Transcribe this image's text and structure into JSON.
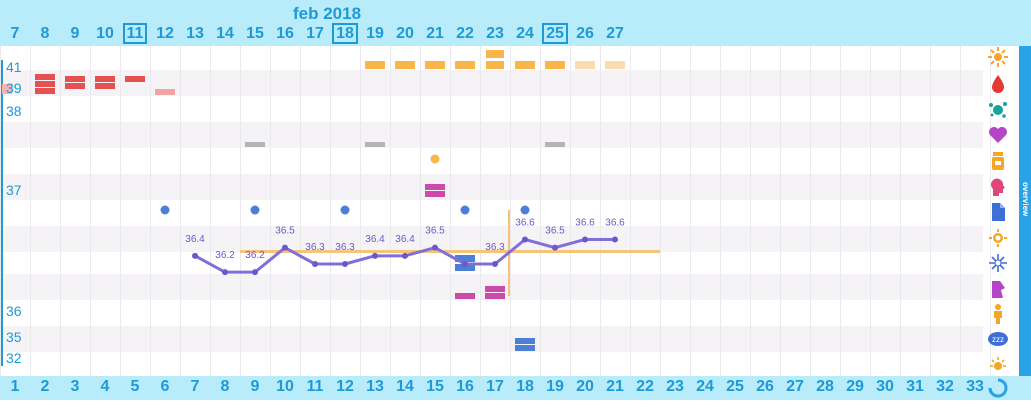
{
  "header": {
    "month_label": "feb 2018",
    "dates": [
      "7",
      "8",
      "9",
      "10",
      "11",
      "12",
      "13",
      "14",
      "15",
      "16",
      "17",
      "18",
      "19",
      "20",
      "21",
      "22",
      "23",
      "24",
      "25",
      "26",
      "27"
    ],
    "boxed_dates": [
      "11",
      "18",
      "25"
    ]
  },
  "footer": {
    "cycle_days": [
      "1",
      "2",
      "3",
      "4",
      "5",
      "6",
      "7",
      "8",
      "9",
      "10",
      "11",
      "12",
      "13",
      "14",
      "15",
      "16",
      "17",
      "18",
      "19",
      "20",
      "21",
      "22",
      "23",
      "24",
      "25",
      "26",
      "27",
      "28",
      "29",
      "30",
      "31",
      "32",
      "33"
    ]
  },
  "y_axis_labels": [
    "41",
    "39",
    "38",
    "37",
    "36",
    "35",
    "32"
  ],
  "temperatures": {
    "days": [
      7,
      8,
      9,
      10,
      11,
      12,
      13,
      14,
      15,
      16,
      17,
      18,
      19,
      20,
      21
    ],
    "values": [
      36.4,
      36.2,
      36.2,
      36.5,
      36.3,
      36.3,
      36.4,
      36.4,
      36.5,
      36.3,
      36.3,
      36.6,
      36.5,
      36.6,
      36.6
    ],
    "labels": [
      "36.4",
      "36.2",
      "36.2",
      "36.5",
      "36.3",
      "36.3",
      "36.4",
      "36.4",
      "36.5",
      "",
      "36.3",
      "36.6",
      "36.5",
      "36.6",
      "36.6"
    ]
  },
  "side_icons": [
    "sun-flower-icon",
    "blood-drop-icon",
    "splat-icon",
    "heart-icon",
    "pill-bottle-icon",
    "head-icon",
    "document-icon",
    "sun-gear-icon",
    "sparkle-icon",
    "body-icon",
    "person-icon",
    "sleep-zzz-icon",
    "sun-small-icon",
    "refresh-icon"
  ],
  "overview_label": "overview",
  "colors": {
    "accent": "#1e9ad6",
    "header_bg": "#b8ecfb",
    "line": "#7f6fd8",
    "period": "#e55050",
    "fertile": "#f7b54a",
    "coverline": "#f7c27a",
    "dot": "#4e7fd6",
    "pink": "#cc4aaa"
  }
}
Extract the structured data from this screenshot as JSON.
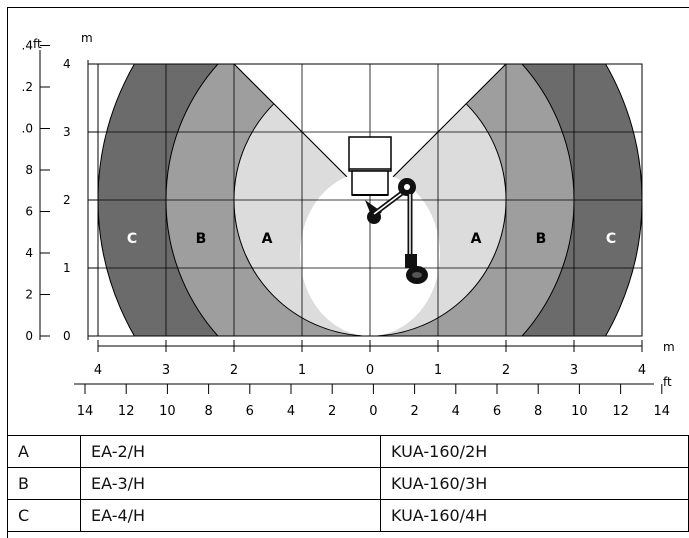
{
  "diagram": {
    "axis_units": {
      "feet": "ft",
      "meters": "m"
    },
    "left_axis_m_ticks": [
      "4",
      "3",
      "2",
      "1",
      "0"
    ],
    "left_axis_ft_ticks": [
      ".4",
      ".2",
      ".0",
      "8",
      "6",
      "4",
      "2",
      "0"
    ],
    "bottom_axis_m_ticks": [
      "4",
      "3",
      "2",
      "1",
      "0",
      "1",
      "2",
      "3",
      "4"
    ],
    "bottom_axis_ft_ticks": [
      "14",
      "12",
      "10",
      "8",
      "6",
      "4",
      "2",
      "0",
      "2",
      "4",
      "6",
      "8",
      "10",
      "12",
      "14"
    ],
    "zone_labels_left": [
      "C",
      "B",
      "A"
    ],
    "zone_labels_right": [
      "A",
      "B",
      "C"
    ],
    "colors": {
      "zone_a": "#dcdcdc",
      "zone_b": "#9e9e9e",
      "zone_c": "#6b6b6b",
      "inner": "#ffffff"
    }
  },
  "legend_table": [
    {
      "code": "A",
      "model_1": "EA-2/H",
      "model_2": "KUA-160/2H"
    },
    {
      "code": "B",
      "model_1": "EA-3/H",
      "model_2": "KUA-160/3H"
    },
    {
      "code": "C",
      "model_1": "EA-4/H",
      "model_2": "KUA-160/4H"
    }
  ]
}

What to work on: Exact duplication of all the records is required; pictures are omitted from the copy.

Reply to the exercise:
Transcribe this image's text and structure into JSON.
{
  "header": {
    "month_label": "feb 2018",
    "dates": [
      "7",
      "8",
      "9",
      "10",
      "11",
      "12",
      "13",
      "14",
      "15",
      "16",
      "17",
      "18",
      "19",
      "20",
      "21",
      "22",
      "23",
      "24",
      "25",
      "26",
      "27"
    ],
    "boxed_dates": [
      "11",
      "18",
      "25"
    ]
  },
  "footer": {
    "cycle_days": [
      "1",
      "2",
      "3",
      "4",
      "5",
      "6",
      "7",
      "8",
      "9",
      "10",
      "11",
      "12",
      "13",
      "14",
      "15",
      "16",
      "17",
      "18",
      "19",
      "20",
      "21",
      "22",
      "23",
      "24",
      "25",
      "26",
      "27",
      "28",
      "29",
      "30",
      "31",
      "32",
      "33"
    ]
  },
  "y_axis_labels": [
    "41",
    "39",
    "38",
    "37",
    "36",
    "35",
    "32"
  ],
  "temperatures": {
    "days": [
      7,
      8,
      9,
      10,
      11,
      12,
      13,
      14,
      15,
      16,
      17,
      18,
      19,
      20,
      21
    ],
    "values": [
      36.4,
      36.2,
      36.2,
      36.5,
      36.3,
      36.3,
      36.4,
      36.4,
      36.5,
      36.3,
      36.3,
      36.6,
      36.5,
      36.6,
      36.6
    ],
    "labels": [
      "36.4",
      "36.2",
      "36.2",
      "36.5",
      "36.3",
      "36.3",
      "36.4",
      "36.4",
      "36.5",
      "",
      "36.3",
      "36.6",
      "36.5",
      "36.6",
      "36.6"
    ]
  },
  "side_icons": [
    "sun-flower-icon",
    "blood-drop-icon",
    "splat-icon",
    "heart-icon",
    "pill-bottle-icon",
    "head-icon",
    "document-icon",
    "sun-gear-icon",
    "sparkle-icon",
    "body-icon",
    "person-icon",
    "sleep-zzz-icon",
    "sun-small-icon",
    "refresh-icon"
  ],
  "overview_label": "overview",
  "colors": {
    "accent": "#1e9ad6",
    "header_bg": "#b8ecfb",
    "line": "#7f6fd8",
    "period": "#e55050",
    "fertile": "#f7b54a",
    "coverline": "#f7c27a",
    "dot": "#4e7fd6",
    "pink": "#cc4aaa"
  }
}
Extract the structured data from this screenshot as JSON.
{
  "diagram": {
    "axis_units": {
      "feet": "ft",
      "meters": "m"
    },
    "left_axis_m_ticks": [
      "4",
      "3",
      "2",
      "1",
      "0"
    ],
    "left_axis_ft_ticks": [
      ".4",
      ".2",
      ".0",
      "8",
      "6",
      "4",
      "2",
      "0"
    ],
    "bottom_axis_m_ticks": [
      "4",
      "3",
      "2",
      "1",
      "0",
      "1",
      "2",
      "3",
      "4"
    ],
    "bottom_axis_ft_ticks": [
      "14",
      "12",
      "10",
      "8",
      "6",
      "4",
      "2",
      "0",
      "2",
      "4",
      "6",
      "8",
      "10",
      "12",
      "14"
    ],
    "zone_labels_left": [
      "C",
      "B",
      "A"
    ],
    "zone_labels_right": [
      "A",
      "B",
      "C"
    ],
    "colors": {
      "zone_a": "#dcdcdc",
      "zone_b": "#9e9e9e",
      "zone_c": "#6b6b6b",
      "inner": "#ffffff"
    }
  },
  "legend_table": [
    {
      "code": "A",
      "model_1": "EA-2/H",
      "model_2": "KUA-160/2H"
    },
    {
      "code": "B",
      "model_1": "EA-3/H",
      "model_2": "KUA-160/3H"
    },
    {
      "code": "C",
      "model_1": "EA-4/H",
      "model_2": "KUA-160/4H"
    }
  ]
}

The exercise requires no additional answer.